------ Material provided
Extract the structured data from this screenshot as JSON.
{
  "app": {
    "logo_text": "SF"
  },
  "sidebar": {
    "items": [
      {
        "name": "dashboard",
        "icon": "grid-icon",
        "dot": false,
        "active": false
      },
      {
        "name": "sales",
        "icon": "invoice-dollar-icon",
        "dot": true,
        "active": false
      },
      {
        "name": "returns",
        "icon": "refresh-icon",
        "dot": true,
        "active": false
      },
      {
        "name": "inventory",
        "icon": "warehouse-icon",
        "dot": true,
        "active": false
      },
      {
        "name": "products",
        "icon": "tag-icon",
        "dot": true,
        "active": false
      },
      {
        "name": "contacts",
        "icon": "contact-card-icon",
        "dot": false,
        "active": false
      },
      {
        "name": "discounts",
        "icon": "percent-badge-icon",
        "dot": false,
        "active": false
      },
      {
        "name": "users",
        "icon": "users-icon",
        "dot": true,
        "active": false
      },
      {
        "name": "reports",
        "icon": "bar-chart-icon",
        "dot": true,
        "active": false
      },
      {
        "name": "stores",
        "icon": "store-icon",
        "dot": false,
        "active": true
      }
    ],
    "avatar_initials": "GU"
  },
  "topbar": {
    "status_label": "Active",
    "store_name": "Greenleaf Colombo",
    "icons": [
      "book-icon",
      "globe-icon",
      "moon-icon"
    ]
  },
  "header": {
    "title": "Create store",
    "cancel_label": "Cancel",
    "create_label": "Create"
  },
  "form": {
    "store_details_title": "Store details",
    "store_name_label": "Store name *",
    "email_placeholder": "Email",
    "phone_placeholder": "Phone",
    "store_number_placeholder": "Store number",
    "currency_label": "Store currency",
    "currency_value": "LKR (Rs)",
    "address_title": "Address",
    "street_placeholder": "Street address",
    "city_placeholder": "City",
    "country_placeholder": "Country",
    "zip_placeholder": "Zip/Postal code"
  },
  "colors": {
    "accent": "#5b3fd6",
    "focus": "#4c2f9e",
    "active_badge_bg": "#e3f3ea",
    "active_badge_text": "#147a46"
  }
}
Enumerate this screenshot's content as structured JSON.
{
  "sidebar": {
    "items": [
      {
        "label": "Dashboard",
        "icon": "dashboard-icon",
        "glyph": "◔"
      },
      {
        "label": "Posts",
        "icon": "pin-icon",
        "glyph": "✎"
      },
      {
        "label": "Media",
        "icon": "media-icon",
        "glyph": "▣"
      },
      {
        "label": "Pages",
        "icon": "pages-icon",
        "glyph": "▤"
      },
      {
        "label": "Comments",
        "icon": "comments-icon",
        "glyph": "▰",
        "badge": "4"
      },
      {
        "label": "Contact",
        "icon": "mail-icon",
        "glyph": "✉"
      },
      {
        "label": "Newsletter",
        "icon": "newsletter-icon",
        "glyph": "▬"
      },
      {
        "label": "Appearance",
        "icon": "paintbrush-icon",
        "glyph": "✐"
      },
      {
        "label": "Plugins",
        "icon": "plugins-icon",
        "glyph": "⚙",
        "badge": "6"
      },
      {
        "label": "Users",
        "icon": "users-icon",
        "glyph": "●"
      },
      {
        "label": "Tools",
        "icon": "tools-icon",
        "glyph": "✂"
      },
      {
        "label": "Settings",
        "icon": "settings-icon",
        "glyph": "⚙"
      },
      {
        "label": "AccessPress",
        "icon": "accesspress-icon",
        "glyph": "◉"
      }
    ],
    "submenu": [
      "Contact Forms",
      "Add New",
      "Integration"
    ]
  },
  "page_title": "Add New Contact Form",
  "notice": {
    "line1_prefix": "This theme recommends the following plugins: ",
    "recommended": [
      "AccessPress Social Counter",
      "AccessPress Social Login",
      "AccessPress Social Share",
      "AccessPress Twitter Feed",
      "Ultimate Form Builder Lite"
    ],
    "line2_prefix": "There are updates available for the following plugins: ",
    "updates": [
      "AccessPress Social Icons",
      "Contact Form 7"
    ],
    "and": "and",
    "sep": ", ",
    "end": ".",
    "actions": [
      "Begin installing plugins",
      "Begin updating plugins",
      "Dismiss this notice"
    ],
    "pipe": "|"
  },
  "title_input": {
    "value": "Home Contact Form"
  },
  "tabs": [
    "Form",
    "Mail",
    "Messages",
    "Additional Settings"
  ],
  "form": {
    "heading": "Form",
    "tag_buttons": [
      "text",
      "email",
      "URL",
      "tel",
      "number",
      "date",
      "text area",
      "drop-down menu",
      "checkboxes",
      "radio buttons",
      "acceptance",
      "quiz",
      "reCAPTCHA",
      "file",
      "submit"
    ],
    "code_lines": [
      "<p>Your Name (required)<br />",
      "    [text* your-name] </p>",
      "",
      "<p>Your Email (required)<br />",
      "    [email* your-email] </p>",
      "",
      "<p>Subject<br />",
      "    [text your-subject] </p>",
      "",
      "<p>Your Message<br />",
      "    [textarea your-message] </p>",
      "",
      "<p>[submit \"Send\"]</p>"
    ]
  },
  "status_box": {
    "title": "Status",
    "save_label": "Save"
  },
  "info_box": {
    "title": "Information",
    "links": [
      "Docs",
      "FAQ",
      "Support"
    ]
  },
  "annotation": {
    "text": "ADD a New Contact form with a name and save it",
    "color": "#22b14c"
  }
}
------------
# Exercise description
Find every line in the entries that includes the word "structured", then state how many there are and nothing else.

# Correct answer
2